_PROBLEM_
Identify all lines below that hold "heading" and collect them.

_Figure data in JSON_
· · · · · · ·

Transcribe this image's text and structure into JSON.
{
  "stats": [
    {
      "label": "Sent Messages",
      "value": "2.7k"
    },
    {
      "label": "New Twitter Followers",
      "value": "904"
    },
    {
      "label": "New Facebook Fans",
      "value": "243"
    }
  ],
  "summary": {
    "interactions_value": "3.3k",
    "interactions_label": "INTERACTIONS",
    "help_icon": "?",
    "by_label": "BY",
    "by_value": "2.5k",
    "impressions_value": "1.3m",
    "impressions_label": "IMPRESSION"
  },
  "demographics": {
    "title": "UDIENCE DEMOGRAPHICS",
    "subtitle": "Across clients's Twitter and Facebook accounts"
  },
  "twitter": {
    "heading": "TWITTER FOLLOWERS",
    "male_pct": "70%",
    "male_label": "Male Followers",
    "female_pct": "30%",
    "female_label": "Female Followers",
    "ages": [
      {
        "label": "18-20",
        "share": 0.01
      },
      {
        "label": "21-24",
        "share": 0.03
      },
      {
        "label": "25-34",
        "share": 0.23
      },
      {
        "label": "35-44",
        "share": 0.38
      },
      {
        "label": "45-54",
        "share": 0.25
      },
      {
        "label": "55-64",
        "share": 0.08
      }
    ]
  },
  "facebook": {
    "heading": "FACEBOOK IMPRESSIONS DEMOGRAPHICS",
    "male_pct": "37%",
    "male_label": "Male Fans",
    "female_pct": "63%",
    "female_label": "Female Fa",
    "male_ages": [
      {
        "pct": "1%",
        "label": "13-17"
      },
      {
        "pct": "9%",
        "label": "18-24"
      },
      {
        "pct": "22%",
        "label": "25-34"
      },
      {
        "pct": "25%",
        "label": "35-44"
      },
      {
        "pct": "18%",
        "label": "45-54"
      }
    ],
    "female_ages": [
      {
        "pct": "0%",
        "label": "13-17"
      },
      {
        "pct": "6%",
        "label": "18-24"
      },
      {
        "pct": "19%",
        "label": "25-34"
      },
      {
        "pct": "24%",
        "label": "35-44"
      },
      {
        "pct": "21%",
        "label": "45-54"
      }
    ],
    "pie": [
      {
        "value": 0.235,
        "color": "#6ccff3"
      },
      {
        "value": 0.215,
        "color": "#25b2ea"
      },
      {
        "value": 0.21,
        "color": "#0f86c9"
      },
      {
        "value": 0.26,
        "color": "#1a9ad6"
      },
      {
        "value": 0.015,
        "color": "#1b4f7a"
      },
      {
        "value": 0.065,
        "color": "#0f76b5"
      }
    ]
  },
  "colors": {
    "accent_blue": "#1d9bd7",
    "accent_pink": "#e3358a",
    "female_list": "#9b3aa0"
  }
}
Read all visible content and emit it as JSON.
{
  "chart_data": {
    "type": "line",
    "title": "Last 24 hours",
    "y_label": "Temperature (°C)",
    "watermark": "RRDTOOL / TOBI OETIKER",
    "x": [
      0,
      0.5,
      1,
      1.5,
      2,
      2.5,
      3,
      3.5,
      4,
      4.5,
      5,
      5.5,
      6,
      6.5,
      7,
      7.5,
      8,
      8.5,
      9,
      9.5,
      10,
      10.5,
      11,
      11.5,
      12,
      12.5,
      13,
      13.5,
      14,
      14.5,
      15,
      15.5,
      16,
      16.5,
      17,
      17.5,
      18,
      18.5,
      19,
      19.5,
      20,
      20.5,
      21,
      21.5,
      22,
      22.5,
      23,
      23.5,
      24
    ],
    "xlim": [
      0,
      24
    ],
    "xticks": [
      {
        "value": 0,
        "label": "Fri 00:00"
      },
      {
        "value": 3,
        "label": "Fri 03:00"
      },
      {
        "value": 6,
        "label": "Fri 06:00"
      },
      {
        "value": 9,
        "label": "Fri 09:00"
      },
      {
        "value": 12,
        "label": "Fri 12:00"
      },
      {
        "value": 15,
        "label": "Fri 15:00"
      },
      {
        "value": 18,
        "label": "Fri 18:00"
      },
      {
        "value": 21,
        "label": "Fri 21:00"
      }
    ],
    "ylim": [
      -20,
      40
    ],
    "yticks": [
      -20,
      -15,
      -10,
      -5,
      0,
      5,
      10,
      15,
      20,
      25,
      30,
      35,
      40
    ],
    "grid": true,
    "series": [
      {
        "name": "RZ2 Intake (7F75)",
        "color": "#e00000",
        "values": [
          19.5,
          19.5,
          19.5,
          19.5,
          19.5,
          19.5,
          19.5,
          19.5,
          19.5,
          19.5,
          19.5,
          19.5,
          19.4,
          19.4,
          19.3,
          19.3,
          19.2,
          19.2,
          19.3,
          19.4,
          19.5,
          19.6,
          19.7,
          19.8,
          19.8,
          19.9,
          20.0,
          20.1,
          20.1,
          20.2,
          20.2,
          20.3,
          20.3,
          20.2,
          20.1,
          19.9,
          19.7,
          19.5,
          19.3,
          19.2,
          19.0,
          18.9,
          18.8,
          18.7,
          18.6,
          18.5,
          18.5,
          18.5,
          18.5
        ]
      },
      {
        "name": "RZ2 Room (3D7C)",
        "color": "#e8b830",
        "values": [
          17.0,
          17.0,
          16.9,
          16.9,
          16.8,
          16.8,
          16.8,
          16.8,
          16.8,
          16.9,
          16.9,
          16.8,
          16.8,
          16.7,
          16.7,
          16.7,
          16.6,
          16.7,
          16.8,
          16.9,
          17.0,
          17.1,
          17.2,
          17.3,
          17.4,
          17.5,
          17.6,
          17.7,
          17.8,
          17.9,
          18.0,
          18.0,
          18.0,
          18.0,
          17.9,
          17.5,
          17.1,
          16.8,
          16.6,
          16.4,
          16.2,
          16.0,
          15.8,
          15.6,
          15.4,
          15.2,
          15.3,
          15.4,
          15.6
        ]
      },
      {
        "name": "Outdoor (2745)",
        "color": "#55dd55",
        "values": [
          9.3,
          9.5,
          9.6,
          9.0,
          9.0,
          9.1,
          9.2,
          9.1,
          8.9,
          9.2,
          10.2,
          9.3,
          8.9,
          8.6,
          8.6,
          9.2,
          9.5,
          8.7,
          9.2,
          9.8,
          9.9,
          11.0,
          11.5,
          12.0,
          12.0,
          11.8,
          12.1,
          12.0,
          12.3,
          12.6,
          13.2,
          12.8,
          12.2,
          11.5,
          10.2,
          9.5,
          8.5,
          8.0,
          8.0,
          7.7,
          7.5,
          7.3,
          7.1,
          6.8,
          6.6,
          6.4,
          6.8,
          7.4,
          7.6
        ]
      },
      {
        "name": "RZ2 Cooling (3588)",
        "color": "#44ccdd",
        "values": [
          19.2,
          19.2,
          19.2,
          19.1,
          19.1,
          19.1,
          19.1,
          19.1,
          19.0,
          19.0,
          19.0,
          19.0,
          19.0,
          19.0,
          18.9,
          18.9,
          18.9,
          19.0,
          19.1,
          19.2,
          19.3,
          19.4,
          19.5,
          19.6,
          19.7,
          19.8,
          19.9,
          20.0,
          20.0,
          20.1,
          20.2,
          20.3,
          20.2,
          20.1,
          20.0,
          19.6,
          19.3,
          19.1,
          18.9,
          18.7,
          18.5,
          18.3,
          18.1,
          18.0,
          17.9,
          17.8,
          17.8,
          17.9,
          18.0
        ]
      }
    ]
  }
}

· · · · · · ·

_RESULT OF THE TASK_
    "heading": "TWITTER FOLLOWERS",
    "heading": "FACEBOOK IMPRESSIONS DEMOGRAPHICS",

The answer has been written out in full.